Reproduce the following material exactly, including every line.

Records:
--- start ---
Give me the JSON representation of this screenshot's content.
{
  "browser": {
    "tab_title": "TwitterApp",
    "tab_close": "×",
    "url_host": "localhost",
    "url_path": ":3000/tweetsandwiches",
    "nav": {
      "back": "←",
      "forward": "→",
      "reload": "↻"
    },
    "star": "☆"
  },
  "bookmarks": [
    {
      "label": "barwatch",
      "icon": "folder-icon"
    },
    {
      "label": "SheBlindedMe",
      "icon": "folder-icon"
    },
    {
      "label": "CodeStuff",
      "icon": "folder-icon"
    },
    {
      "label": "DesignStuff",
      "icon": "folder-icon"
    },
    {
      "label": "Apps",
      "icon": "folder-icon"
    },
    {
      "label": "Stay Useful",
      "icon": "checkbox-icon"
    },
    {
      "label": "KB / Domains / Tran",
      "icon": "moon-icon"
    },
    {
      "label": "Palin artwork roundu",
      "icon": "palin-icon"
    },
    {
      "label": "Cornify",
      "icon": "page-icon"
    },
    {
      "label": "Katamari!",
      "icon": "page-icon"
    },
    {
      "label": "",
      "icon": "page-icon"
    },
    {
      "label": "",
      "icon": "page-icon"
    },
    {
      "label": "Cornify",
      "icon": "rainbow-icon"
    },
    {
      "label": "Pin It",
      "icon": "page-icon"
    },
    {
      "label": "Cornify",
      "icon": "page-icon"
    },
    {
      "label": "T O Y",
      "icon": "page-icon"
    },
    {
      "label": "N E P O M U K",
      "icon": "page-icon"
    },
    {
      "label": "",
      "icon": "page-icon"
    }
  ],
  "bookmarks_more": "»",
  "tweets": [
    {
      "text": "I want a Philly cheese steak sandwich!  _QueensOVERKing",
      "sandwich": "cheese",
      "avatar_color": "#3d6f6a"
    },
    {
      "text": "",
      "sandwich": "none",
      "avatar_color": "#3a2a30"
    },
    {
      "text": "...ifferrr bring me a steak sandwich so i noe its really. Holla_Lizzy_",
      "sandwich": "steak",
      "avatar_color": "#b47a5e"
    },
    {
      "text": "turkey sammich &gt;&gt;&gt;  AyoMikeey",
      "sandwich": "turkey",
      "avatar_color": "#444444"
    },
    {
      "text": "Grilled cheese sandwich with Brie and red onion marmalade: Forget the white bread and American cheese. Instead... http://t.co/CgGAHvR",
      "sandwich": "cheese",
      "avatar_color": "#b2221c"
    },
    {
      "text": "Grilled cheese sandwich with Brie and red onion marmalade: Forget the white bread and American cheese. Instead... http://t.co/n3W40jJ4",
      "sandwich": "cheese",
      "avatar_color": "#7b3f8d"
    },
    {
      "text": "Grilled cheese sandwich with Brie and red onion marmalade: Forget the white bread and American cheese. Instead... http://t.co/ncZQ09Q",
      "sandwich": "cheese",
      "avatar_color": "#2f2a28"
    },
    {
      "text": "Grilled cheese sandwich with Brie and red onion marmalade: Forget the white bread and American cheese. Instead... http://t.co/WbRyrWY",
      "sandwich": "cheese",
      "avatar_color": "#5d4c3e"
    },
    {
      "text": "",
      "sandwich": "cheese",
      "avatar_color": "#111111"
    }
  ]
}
--- end ---
Reply:
Give me the JSON representation of this screenshot's content.
{
  "browser": {
    "tab_title": "TwitterApp",
    "tab_close": "×",
    "url_host": "localhost",
    "url_path": ":3000/tweetsandwiches",
    "nav": {
      "back": "←",
      "forward": "→",
      "reload": "↻"
    },
    "star": "☆"
  },
  "bookmarks": [
    {
      "label": "barwatch",
      "icon": "folder-icon"
    },
    {
      "label": "SheBlindedMe",
      "icon": "folder-icon"
    },
    {
      "label": "CodeStuff",
      "icon": "folder-icon"
    },
    {
      "label": "DesignStuff",
      "icon": "folder-icon"
    },
    {
      "label": "Apps",
      "icon": "folder-icon"
    },
    {
      "label": "Stay Useful",
      "icon": "checkbox-icon"
    },
    {
      "label": "KB / Domains / Tran",
      "icon": "moon-icon"
    },
    {
      "label": "Palin artwork roundu",
      "icon": "palin-icon"
    },
    {
      "label": "Cornify",
      "icon": "page-icon"
    },
    {
      "label": "Katamari!",
      "icon": "page-icon"
    },
    {
      "label": "",
      "icon": "page-icon"
    },
    {
      "label": "",
      "icon": "page-icon"
    },
    {
      "label": "Cornify",
      "icon": "rainbow-icon"
    },
    {
      "label": "Pin It",
      "icon": "page-icon"
    },
    {
      "label": "Cornify",
      "icon": "page-icon"
    },
    {
      "label": "T O Y",
      "icon": "page-icon"
    },
    {
      "label": "N E P O M U K",
      "icon": "page-icon"
    },
    {
      "label": "",
      "icon": "page-icon"
    }
  ],
  "bookmarks_more": "»",
  "tweets": [
    {
      "text": "I want a Philly cheese steak sandwich!  _QueensOVERKing",
      "sandwich": "cheese",
      "avatar_color": "#3d6f6a"
    },
    {
      "text": "",
      "sandwich": "none",
      "avatar_color": "#3a2a30"
    },
    {
      "text": "...ifferrr bring me a steak sandwich so i noe its really. Holla_Lizzy_",
      "sandwich": "steak",
      "avatar_color": "#b47a5e"
    },
    {
      "text": "turkey sammich &gt;&gt;&gt;  AyoMikeey",
      "sandwich": "turkey",
      "avatar_color": "#444444"
    },
    {
      "text": "Grilled cheese sandwich with Brie and red onion marmalade: Forget the white bread and American cheese. Instead... http://t.co/CgGAHvR",
      "sandwich": "cheese",
      "avatar_color": "#b2221c"
    },
    {
      "text": "Grilled cheese sandwich with Brie and red onion marmalade: Forget the white bread and American cheese. Instead... http://t.co/n3W40jJ4",
      "sandwich": "cheese",
      "avatar_color": "#7b3f8d"
    },
    {
      "text": "Grilled cheese sandwich with Brie and red onion marmalade: Forget the white bread and American cheese. Instead... http://t.co/ncZQ09Q",
      "sandwich": "cheese",
      "avatar_color": "#2f2a28"
    },
    {
      "text": "Grilled cheese sandwich with Brie and red onion marmalade: Forget the white bread and American cheese. Instead... http://t.co/WbRyrWY",
      "sandwich": "cheese",
      "avatar_color": "#5d4c3e"
    },
    {
      "text": "",
      "sandwich": "cheese",
      "avatar_color": "#111111"
    }
  ]
}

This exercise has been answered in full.